» Task inputs
- - -

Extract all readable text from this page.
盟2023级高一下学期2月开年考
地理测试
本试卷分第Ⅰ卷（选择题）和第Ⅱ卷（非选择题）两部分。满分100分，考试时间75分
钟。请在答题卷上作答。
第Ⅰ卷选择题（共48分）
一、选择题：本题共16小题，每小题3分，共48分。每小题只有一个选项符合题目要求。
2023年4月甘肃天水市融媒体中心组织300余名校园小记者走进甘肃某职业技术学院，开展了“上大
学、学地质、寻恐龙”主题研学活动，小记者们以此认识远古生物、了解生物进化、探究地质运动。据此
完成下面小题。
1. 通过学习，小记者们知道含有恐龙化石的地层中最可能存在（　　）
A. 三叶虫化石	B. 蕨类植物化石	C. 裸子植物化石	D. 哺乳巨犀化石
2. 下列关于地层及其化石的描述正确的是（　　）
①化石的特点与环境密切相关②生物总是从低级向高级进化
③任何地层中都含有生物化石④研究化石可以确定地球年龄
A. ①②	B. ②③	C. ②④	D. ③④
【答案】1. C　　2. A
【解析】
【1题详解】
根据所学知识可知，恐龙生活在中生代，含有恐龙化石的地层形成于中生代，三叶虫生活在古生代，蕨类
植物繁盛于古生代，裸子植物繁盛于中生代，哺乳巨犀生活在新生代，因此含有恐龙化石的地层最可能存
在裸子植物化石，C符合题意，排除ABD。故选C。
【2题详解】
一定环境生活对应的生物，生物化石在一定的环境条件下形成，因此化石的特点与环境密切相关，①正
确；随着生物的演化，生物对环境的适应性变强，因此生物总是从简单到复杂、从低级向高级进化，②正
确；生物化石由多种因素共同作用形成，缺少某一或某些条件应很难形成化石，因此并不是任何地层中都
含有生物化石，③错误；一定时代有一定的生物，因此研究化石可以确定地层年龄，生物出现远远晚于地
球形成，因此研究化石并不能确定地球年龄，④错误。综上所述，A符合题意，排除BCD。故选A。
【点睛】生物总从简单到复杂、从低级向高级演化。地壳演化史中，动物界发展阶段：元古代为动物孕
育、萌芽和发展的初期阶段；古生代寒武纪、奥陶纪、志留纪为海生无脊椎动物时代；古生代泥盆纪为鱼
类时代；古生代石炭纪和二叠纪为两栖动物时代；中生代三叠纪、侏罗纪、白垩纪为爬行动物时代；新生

- - -

Retype the listing. Match it exactly.

Extract all readable text from this page.
盟2023级高一下学期2月开年考
地理测试
本试卷分第Ⅰ卷（选择题）和第Ⅱ卷（非选择题）两部分。满分100分，考试时间75分
钟。请在答题卷上作答。
第Ⅰ卷选择题（共48分）
一、选择题：本题共16小题，每小题3分，共48分。每小题只有一个选项符合题目要求。
2023年4月甘肃天水市融媒体中心组织300余名校园小记者走进甘肃某职业技术学院，开展了“上大
学、学地质、寻恐龙”主题研学活动，小记者们以此认识远古生物、了解生物进化、探究地质运动。据此
完成下面小题。
1. 通过学习，小记者们知道含有恐龙化石的地层中最可能存在（　　）
A. 三叶虫化石	B. 蕨类植物化石	C. 裸子植物化石	D. 哺乳巨犀化石
2. 下列关于地层及其化石的描述正确的是（　　）
①化石的特点与环境密切相关②生物总是从低级向高级进化
③任何地层中都含有生物化石④研究化石可以确定地球年龄
A. ①②	B. ②③	C. ②④	D. ③④
【答案】1. C　　2. A
【解析】
【1题详解】
根据所学知识可知，恐龙生活在中生代，含有恐龙化石的地层形成于中生代，三叶虫生活在古生代，蕨类
植物繁盛于古生代，裸子植物繁盛于中生代，哺乳巨犀生活在新生代，因此含有恐龙化石的地层最可能存
在裸子植物化石，C符合题意，排除ABD。故选C。
【2题详解】
一定环境生活对应的生物，生物化石在一定的环境条件下形成，因此化石的特点与环境密切相关，①正
确；随着生物的演化，生物对环境的适应性变强，因此生物总是从简单到复杂、从低级向高级进化，②正
确；生物化石由多种因素共同作用形成，缺少某一或某些条件应很难形成化石，因此并不是任何地层中都
含有生物化石，③错误；一定时代有一定的生物，因此研究化石可以确定地层年龄，生物出现远远晚于地
球形成，因此研究化石并不能确定地球年龄，④错误。综上所述，A符合题意，排除BCD。故选A。
【点睛】生物总从简单到复杂、从低级向高级演化。地壳演化史中，动物界发展阶段：元古代为动物孕
育、萌芽和发展的初期阶段；古生代寒武纪、奥陶纪、志留纪为海生无脊椎动物时代；古生代泥盆纪为鱼
类时代；古生代石炭纪和二叠纪为两栖动物时代；中生代三叠纪、侏罗纪、白垩纪为爬行动物时代；新生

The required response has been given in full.